Collected data entries.
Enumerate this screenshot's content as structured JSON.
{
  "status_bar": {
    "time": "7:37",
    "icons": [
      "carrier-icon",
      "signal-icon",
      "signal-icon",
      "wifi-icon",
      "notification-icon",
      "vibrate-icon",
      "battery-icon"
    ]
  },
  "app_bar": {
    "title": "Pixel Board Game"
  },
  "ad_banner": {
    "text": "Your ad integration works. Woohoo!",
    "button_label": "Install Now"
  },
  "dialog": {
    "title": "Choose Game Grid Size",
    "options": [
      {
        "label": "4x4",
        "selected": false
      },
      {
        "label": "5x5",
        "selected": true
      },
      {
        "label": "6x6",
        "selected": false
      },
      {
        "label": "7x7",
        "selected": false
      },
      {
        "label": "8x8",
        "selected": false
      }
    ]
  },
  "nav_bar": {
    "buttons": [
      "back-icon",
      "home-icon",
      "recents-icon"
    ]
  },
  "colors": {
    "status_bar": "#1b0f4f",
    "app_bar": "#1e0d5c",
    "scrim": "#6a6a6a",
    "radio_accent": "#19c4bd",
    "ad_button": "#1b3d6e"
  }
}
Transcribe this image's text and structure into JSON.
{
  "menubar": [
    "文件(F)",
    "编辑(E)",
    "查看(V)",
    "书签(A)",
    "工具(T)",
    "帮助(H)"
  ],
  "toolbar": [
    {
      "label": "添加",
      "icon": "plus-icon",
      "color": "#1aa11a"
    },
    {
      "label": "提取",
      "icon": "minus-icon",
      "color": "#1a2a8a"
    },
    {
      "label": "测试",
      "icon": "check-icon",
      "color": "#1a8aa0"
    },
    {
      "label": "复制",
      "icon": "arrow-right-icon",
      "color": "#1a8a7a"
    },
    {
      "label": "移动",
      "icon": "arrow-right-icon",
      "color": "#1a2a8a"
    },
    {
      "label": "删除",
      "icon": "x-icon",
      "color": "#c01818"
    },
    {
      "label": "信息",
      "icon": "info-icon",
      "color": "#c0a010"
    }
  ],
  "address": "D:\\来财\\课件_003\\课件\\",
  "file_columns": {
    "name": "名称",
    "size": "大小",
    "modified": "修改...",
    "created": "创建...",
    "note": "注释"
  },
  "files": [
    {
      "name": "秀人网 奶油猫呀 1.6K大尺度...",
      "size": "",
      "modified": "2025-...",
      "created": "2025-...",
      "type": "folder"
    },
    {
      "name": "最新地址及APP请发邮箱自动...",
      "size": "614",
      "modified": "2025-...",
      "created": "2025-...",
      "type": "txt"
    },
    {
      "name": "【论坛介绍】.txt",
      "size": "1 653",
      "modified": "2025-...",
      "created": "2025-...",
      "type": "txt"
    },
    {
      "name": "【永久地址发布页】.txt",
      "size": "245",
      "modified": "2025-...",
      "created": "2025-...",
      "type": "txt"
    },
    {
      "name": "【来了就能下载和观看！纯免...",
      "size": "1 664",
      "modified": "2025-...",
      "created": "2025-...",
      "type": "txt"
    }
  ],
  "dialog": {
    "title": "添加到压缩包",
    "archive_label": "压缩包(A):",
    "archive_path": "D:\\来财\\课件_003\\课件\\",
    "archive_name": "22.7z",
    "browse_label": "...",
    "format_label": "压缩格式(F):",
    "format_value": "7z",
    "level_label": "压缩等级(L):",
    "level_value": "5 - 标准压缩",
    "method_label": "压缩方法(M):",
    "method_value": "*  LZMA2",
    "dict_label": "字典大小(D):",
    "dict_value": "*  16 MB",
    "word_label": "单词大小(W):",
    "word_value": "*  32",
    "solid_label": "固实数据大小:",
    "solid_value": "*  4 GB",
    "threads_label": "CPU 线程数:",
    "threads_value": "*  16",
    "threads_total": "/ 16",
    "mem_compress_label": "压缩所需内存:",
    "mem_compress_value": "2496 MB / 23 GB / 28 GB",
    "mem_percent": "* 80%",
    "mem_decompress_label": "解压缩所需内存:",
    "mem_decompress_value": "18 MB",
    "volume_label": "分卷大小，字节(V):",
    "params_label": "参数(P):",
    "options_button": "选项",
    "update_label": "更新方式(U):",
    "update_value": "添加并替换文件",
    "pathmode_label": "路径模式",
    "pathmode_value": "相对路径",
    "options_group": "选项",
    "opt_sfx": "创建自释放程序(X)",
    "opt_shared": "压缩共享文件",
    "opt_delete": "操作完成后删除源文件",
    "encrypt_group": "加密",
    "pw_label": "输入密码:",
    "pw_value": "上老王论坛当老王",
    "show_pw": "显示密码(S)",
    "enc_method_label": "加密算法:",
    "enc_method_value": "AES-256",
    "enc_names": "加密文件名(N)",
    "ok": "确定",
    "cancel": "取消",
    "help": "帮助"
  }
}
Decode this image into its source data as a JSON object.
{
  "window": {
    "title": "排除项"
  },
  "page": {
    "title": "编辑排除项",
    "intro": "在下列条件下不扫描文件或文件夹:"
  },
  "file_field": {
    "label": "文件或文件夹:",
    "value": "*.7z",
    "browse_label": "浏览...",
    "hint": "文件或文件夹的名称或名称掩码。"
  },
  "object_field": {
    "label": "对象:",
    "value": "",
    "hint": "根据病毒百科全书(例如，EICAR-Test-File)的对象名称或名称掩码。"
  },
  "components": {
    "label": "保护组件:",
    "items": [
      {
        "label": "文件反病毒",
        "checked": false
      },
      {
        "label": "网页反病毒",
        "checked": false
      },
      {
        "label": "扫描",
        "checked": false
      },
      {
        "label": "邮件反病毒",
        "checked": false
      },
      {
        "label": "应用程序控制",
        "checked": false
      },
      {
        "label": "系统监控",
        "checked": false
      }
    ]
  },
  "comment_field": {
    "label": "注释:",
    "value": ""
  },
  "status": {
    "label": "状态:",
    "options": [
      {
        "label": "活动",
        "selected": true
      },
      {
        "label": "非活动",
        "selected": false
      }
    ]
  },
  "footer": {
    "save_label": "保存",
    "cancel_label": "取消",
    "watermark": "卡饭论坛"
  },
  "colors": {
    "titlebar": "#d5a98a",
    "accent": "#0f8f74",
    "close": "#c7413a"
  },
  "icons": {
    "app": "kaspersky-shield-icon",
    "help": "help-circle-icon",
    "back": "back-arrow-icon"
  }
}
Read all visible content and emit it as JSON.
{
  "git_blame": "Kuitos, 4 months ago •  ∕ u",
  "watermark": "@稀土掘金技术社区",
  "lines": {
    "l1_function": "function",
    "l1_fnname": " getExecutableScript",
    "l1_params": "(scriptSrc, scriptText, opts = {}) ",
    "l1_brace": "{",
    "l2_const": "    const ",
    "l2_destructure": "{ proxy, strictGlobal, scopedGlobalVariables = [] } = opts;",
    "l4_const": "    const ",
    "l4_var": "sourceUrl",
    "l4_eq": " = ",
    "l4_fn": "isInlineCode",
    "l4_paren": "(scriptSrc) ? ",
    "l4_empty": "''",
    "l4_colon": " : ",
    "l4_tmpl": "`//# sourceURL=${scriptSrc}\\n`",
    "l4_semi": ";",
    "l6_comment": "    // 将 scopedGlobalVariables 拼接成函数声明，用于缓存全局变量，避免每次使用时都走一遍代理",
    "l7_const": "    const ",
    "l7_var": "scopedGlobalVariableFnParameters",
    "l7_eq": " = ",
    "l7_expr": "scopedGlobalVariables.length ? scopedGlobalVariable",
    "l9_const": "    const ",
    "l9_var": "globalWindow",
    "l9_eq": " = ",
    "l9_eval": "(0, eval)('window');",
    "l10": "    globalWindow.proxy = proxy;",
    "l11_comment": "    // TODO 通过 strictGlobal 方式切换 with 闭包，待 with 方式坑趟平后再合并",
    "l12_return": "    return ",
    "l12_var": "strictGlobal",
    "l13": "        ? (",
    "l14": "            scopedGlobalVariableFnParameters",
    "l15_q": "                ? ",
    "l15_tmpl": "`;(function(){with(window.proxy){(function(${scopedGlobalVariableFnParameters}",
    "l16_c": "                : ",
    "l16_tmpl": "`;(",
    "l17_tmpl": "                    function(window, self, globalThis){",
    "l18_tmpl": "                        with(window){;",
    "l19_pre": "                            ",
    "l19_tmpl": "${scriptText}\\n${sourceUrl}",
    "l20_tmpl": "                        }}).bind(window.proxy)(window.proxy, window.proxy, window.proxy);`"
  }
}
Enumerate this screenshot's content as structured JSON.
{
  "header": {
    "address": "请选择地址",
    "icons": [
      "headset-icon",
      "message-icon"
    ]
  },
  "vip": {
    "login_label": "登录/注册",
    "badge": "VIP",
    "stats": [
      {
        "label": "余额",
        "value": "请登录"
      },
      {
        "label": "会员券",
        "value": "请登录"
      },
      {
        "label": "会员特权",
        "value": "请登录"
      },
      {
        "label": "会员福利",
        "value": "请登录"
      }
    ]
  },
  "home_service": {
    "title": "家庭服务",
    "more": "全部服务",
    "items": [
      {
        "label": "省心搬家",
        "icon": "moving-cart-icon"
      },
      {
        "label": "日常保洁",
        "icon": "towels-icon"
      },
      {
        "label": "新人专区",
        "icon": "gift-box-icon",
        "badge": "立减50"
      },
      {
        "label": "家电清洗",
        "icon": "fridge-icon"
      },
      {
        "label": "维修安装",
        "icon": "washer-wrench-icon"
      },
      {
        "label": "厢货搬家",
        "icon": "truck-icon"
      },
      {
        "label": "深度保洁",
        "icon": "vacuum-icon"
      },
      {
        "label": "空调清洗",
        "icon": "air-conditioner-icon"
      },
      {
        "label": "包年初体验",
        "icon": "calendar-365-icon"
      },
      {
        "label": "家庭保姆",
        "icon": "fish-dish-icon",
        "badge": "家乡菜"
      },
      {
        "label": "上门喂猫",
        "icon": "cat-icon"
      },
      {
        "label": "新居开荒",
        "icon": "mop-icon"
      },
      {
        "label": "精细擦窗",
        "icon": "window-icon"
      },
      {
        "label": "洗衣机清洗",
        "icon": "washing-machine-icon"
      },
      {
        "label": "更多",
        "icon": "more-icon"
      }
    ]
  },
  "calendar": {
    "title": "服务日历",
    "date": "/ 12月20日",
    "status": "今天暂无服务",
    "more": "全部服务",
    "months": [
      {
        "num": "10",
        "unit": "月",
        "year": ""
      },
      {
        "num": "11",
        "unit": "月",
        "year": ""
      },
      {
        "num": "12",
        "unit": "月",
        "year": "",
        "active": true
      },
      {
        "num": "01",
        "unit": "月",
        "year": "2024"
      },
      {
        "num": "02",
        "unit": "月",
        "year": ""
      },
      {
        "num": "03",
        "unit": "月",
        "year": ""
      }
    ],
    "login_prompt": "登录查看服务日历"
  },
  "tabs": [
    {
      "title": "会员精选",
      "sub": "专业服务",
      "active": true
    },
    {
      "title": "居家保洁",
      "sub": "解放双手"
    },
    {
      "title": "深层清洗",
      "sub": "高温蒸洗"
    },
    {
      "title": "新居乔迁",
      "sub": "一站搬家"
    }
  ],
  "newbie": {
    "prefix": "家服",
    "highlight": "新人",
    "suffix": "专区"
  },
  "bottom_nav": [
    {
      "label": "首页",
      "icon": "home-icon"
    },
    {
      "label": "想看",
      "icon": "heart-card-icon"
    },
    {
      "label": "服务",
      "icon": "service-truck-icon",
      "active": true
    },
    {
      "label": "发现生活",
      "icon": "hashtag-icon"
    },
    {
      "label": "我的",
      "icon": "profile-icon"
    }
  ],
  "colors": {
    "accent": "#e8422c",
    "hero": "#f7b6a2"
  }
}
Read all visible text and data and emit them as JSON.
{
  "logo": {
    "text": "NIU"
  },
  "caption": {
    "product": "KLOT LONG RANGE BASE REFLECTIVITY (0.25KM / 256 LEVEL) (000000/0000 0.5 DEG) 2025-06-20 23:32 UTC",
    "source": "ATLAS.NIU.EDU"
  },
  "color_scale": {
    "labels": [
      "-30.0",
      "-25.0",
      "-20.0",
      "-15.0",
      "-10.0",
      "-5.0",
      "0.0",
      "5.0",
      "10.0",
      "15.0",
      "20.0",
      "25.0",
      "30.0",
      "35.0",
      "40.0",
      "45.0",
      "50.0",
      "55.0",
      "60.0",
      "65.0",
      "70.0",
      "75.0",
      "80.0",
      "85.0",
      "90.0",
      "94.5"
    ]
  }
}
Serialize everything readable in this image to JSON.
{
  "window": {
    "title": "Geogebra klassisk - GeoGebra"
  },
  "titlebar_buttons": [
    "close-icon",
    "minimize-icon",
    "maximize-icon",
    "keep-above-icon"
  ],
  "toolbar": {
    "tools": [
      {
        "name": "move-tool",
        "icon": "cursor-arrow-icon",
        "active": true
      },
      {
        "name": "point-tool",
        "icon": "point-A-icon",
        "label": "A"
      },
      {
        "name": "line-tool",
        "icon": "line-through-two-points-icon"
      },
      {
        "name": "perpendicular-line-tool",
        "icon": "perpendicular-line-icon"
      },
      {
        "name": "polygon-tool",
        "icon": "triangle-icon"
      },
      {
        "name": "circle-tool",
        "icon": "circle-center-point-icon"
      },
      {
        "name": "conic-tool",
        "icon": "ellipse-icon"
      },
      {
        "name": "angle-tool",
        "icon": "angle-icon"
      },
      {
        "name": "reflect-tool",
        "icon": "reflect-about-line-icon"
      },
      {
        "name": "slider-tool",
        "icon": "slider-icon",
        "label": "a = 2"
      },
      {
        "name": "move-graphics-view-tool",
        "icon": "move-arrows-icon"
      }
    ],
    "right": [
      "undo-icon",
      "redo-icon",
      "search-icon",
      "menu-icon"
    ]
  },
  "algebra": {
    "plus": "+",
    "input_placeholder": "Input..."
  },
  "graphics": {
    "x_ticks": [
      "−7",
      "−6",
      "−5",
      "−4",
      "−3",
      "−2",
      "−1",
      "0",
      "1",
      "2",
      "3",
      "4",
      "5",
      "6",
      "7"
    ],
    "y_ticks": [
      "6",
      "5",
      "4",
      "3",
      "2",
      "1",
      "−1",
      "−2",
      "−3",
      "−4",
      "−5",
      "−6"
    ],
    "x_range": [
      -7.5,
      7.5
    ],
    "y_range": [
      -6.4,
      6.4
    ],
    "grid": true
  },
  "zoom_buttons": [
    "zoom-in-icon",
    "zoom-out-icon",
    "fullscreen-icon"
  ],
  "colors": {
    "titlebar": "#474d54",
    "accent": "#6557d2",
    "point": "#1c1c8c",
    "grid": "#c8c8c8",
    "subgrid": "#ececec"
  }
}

Instructions to follow.
Looking at the data above, show all lines where the word "months" occurs.

Expected answer.
  "git_blame": "Kuitos, 4 months ago •  ∕ u",
    "months": [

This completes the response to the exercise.